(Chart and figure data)
◇ ◇ ◇ ◇ ◇ ◇ ◇

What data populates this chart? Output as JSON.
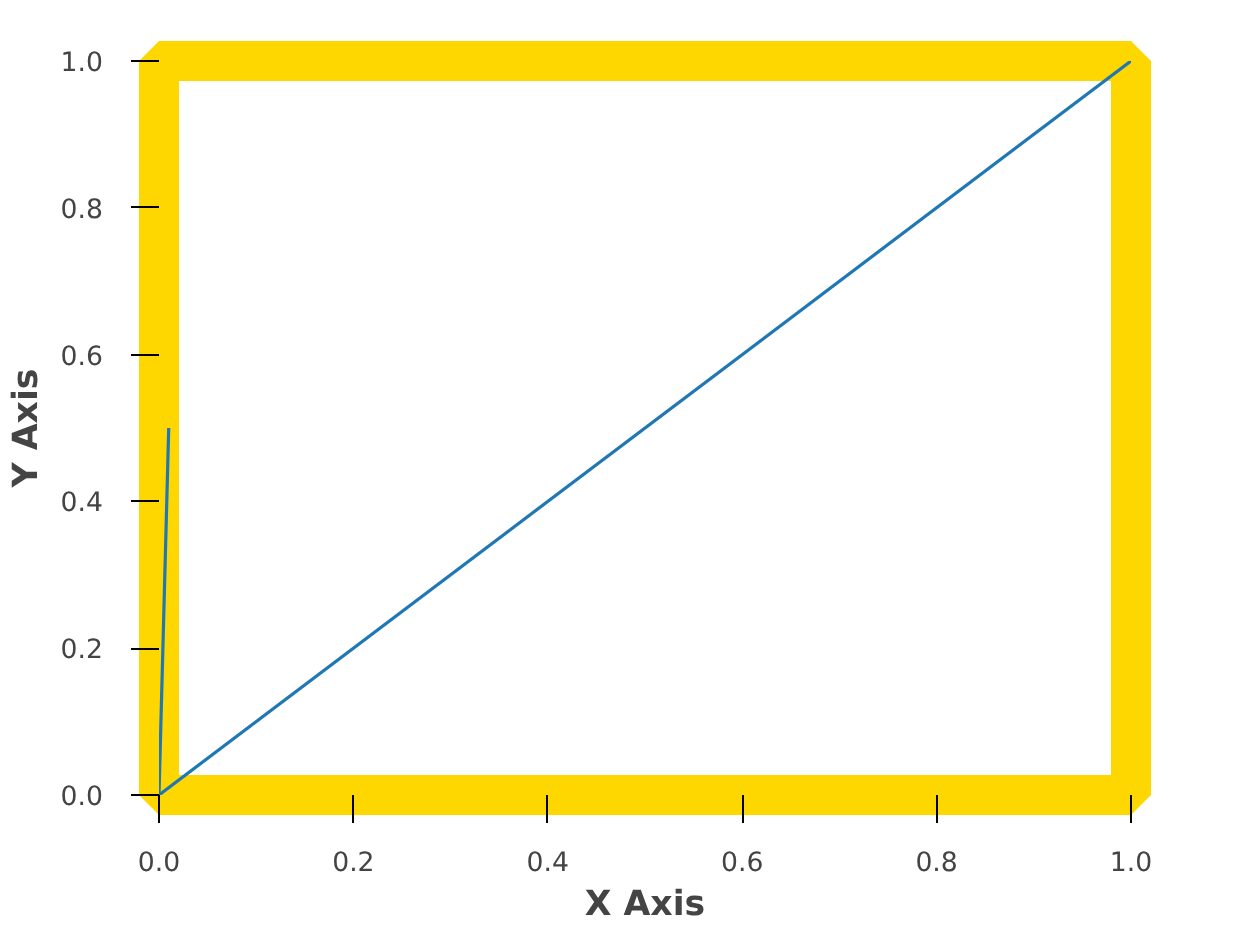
{
  "chart_data": {
    "type": "line",
    "xlabel": "X Axis",
    "ylabel": "Y Axis",
    "series": [
      {
        "color": "#1f77b4",
        "x": [
          0,
          1
        ],
        "values": [
          0,
          1
        ]
      },
      {
        "color": "#1f77b4",
        "x": [
          0,
          0.01
        ],
        "values": [
          0,
          0.5
        ]
      }
    ],
    "xlim": [
      0,
      1
    ],
    "ylim": [
      0,
      1
    ],
    "xticks": [
      {
        "value": 0,
        "label": "0.0"
      },
      {
        "value": 0.2,
        "label": "0.2"
      },
      {
        "value": 0.4,
        "label": "0.4"
      },
      {
        "value": 0.6,
        "label": "0.6"
      },
      {
        "value": 0.8,
        "label": "0.8"
      },
      {
        "value": 1,
        "label": "1.0"
      }
    ],
    "yticks": [
      {
        "value": 0,
        "label": "0.0"
      },
      {
        "value": 0.2,
        "label": "0.2"
      },
      {
        "value": 0.4,
        "label": "0.4"
      },
      {
        "value": 0.6,
        "label": "0.6"
      },
      {
        "value": 0.8,
        "label": "0.8"
      },
      {
        "value": 1,
        "label": "1.0"
      }
    ],
    "grid": false
  }
}
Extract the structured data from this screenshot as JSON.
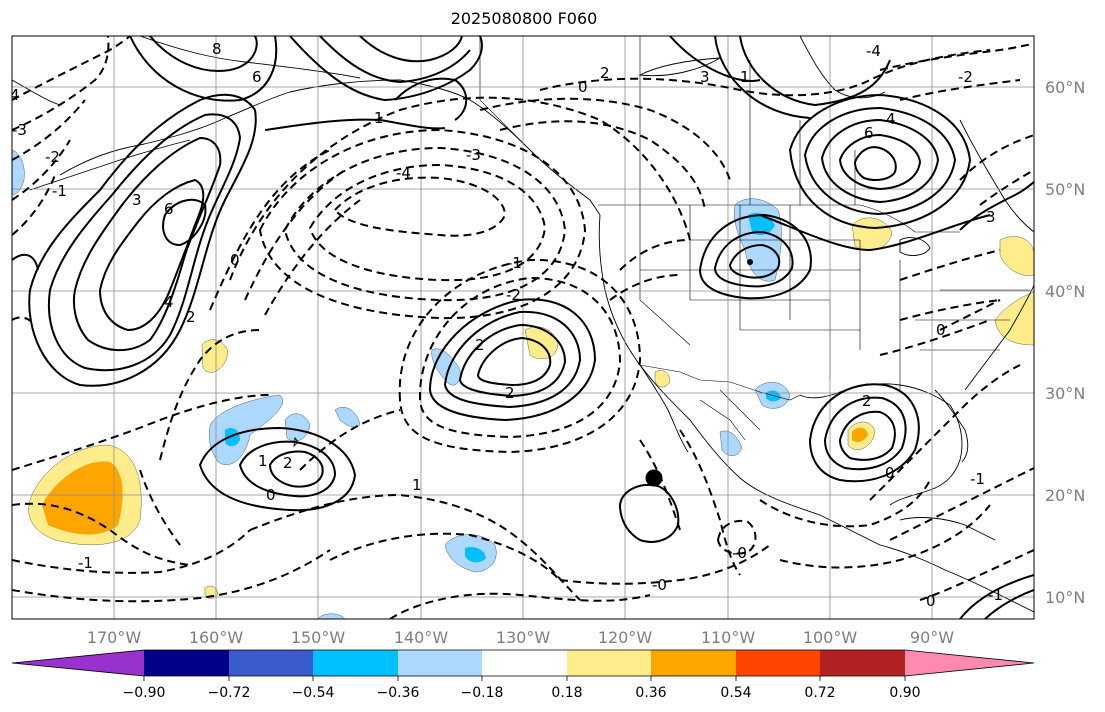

◇ ◇ ◇ ◇ ◇ ◇ ◇

▶ Task brief: Give back the whole listing as it stands, minus its pictures.

▶ Solution for this problem:
What data populates this chart? Output as JSON.
{
  "chart_data": {
    "type": "line",
    "xlabel": "X Axis",
    "ylabel": "Y Axis",
    "series": [
      {
        "color": "#1f77b4",
        "x": [
          0,
          1
        ],
        "values": [
          0,
          1
        ]
      },
      {
        "color": "#1f77b4",
        "x": [
          0,
          0.01
        ],
        "values": [
          0,
          0.5
        ]
      }
    ],
    "xlim": [
      0,
      1
    ],
    "ylim": [
      0,
      1
    ],
    "xticks": [
      {
        "value": 0,
        "label": "0.0"
      },
      {
        "value": 0.2,
        "label": "0.2"
      },
      {
        "value": 0.4,
        "label": "0.4"
      },
      {
        "value": 0.6,
        "label": "0.6"
      },
      {
        "value": 0.8,
        "label": "0.8"
      },
      {
        "value": 1,
        "label": "1.0"
      }
    ],
    "yticks": [
      {
        "value": 0,
        "label": "0.0"
      },
      {
        "value": 0.2,
        "label": "0.2"
      },
      {
        "value": 0.4,
        "label": "0.4"
      },
      {
        "value": 0.6,
        "label": "0.6"
      },
      {
        "value": 0.8,
        "label": "0.8"
      },
      {
        "value": 1,
        "label": "1.0"
      }
    ],
    "grid": false
  }
}
Extract the structured data from this screenshot as JSON.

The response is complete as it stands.